↓

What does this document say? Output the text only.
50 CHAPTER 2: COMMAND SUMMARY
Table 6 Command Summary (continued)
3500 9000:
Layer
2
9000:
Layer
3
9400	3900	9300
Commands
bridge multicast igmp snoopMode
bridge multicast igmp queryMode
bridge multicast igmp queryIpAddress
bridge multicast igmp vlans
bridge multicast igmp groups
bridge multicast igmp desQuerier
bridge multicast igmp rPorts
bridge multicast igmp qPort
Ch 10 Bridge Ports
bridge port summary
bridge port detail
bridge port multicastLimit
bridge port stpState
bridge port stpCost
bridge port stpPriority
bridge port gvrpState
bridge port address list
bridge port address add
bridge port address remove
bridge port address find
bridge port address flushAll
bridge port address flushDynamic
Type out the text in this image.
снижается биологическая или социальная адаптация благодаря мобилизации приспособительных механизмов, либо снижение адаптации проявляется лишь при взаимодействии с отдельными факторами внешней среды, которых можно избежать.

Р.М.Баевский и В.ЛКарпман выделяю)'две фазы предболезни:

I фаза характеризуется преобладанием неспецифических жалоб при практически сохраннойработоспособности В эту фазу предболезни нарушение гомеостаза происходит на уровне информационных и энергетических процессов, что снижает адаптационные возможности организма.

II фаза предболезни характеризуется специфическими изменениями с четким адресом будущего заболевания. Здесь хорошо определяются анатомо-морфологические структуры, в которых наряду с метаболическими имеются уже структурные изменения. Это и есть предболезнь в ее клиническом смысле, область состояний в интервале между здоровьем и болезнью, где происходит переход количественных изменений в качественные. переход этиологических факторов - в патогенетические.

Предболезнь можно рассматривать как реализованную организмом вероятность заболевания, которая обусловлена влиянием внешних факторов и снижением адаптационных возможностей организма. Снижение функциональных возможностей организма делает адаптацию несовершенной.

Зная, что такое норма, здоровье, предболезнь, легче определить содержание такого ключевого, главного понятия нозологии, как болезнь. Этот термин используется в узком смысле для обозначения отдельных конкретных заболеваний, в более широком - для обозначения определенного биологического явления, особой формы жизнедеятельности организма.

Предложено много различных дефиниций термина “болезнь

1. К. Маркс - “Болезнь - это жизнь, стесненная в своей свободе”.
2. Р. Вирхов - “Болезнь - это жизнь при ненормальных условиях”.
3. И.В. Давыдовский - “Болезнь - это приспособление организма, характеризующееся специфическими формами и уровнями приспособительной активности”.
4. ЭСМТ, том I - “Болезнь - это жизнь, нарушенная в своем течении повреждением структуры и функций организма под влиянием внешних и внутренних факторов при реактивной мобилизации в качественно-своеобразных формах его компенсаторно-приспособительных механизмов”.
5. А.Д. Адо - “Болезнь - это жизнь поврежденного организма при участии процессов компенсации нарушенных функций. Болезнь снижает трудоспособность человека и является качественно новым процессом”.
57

↑

**What the task asks**
Transcribe every entry word for word.

**Answer for the task**
What does this document say? Output the text only.
50 CHAPTER 2: COMMAND SUMMARY
Table 6 Command Summary (continued)
3500 9000:
Layer
2
9000:
Layer
3
9400	3900	9300
Commands
bridge multicast igmp snoopMode
bridge multicast igmp queryMode
bridge multicast igmp queryIpAddress
bridge multicast igmp vlans
bridge multicast igmp groups
bridge multicast igmp desQuerier
bridge multicast igmp rPorts
bridge multicast igmp qPort
Ch 10 Bridge Ports
bridge port summary
bridge port detail
bridge port multicastLimit
bridge port stpState
bridge port stpCost
bridge port stpPriority
bridge port gvrpState
bridge port address list
bridge port address add
bridge port address remove
bridge port address find
bridge port address flushAll
bridge port address flushDynamic
Type out the text in this image.
снижается биологическая или социальная адаптация благодаря мобилизации приспособительных механизмов, либо снижение адаптации проявляется лишь при взаимодействии с отдельными факторами внешней среды, которых можно избежать.

Р.М.Баевский и В.ЛКарпман выделяю)'две фазы предболезни:

I фаза характеризуется преобладанием неспецифических жалоб при практически сохраннойработоспособности В эту фазу предболезни нарушение гомеостаза происходит на уровне информационных и энергетических процессов, что снижает адаптационные возможности организма.

II фаза предболезни характеризуется специфическими изменениями с четким адресом будущего заболевания. Здесь хорошо определяются анатомо-морфологические структуры, в которых наряду с метаболическими имеются уже структурные изменения. Это и есть предболезнь в ее клиническом смысле, область состояний в интервале между здоровьем и болезнью, где происходит переход количественных изменений в качественные. переход этиологических факторов - в патогенетические.

Предболезнь можно рассматривать как реализованную организмом вероятность заболевания, которая обусловлена влиянием внешних факторов и снижением адаптационных возможностей организма. Снижение функциональных возможностей организма делает адаптацию несовершенной.

Зная, что такое норма, здоровье, предболезнь, легче определить содержание такого ключевого, главного понятия нозологии, как болезнь. Этот термин используется в узком смысле для обозначения отдельных конкретных заболеваний, в более широком - для обозначения определенного биологического явления, особой формы жизнедеятельности организма.

Предложено много различных дефиниций термина “болезнь

1. К. Маркс - “Болезнь - это жизнь, стесненная в своей свободе”.
2. Р. Вирхов - “Болезнь - это жизнь при ненормальных условиях”.
3. И.В. Давыдовский - “Болезнь - это приспособление организма, характеризующееся специфическими формами и уровнями приспособительной активности”.
4. ЭСМТ, том I - “Болезнь - это жизнь, нарушенная в своем течении повреждением структуры и функций организма под влиянием внешних и внутренних факторов при реактивной мобилизации в качественно-своеобразных формах его компенсаторно-приспособительных механизмов”.
5. А.Д. Адо - “Болезнь - это жизнь поврежденного организма при участии процессов компенсации нарушенных функций. Болезнь снижает трудоспособность человека и является качественно новым процессом”.
57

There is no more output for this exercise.